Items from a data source
• • • • •

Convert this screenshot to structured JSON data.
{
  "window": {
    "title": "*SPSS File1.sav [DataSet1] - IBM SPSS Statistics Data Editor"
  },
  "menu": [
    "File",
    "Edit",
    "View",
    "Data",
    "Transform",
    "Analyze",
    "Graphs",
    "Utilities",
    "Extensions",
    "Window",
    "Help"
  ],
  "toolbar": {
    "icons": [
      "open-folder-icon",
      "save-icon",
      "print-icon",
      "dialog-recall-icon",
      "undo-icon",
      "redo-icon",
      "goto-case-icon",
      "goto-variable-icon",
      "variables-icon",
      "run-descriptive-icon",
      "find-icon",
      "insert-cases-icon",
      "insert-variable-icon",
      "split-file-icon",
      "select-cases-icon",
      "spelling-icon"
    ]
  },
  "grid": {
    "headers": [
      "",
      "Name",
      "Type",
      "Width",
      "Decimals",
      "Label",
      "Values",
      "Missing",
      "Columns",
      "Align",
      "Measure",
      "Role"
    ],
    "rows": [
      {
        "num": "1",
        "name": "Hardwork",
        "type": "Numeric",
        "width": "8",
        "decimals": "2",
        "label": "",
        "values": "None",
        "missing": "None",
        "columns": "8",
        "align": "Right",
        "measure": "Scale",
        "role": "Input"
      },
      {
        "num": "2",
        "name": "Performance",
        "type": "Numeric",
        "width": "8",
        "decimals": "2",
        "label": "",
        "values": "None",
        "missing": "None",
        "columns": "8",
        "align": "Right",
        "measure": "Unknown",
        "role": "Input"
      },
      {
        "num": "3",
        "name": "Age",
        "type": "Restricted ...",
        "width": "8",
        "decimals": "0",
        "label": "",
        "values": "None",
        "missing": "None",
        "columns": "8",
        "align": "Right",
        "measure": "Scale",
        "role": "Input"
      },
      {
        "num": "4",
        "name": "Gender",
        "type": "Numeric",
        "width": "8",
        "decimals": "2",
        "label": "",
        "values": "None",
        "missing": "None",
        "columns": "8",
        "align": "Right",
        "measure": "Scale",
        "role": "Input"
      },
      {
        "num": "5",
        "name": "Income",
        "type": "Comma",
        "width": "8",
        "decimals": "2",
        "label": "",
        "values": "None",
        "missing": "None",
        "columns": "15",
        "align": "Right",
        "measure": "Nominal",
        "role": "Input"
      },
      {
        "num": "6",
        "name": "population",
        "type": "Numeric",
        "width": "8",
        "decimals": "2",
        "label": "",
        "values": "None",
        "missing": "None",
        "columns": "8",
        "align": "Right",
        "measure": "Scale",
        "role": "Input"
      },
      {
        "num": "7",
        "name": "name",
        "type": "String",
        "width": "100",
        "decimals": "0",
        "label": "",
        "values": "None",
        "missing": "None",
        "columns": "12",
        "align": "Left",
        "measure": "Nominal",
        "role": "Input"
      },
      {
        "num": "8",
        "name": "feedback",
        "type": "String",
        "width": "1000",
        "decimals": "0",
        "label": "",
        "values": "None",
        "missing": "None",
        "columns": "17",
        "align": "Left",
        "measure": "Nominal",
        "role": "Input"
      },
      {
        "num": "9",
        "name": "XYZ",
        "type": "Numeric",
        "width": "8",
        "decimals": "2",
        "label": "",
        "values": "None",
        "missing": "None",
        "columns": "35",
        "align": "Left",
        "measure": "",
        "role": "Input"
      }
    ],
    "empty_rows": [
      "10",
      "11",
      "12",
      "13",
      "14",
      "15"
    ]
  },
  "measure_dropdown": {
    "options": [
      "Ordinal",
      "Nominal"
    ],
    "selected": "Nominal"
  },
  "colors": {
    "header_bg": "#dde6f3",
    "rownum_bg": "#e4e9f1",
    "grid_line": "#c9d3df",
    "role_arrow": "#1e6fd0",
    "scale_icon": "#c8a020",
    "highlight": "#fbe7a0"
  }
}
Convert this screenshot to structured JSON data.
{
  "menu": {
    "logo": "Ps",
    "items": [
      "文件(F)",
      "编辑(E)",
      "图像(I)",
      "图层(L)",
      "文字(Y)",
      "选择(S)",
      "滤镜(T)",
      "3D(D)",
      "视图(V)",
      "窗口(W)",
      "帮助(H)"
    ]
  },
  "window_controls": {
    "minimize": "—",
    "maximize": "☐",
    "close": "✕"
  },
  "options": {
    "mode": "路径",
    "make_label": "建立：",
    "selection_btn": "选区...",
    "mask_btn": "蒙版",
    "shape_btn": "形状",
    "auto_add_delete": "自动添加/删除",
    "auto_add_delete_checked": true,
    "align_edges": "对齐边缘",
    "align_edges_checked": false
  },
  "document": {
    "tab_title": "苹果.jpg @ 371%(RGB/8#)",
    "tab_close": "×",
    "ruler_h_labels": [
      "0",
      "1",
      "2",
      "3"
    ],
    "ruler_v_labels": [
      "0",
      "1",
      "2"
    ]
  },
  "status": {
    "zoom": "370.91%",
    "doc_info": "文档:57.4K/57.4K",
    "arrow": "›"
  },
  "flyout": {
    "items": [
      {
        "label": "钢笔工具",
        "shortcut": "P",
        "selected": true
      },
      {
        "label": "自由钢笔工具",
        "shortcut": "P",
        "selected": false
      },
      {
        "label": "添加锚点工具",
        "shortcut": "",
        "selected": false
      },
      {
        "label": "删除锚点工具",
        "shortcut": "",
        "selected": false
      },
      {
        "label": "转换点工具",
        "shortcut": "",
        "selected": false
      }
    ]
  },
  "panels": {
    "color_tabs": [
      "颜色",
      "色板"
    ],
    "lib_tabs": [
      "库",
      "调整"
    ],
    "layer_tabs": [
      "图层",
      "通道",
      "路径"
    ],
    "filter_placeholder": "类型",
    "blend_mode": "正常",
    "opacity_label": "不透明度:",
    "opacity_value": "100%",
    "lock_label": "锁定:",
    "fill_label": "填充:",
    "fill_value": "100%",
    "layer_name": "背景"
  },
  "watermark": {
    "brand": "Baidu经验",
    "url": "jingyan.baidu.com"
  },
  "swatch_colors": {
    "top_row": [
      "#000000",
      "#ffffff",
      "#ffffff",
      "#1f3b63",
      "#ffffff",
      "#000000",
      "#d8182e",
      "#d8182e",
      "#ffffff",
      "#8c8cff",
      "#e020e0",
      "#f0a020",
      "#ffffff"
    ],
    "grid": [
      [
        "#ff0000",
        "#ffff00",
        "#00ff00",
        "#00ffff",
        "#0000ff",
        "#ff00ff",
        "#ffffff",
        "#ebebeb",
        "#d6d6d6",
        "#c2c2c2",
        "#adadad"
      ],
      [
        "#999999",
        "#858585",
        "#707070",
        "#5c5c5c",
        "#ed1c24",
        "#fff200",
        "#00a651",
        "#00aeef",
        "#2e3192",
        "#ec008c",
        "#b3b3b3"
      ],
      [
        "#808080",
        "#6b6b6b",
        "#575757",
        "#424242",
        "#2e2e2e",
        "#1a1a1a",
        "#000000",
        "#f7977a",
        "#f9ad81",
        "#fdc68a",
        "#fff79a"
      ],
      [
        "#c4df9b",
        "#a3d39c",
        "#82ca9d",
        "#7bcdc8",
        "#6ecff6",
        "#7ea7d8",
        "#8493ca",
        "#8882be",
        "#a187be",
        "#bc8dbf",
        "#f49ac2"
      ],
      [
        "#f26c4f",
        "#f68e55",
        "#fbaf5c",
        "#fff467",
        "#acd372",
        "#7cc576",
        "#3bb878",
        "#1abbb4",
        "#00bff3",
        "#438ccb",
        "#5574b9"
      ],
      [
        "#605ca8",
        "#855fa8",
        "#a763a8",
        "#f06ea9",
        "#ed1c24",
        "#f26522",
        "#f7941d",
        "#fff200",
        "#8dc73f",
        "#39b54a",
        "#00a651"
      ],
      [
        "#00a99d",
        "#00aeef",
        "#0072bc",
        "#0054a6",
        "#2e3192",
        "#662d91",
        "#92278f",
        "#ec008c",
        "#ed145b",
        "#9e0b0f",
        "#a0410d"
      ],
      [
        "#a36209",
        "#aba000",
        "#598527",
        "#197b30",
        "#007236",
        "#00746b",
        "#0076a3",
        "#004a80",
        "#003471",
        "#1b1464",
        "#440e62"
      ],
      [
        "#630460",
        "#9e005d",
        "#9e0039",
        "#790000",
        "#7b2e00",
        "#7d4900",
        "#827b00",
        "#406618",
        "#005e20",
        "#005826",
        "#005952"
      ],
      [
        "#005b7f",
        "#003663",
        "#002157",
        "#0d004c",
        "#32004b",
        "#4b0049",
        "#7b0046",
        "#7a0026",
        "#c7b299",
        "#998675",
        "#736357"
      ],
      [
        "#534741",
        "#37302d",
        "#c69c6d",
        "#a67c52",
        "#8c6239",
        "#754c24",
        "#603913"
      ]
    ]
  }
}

• • • • •

#### Exercise requirements:
Each line that holds the word "insert" is to be copied.

#### Solution for this task:
      "insert-cases-icon",
      "insert-variable-icon",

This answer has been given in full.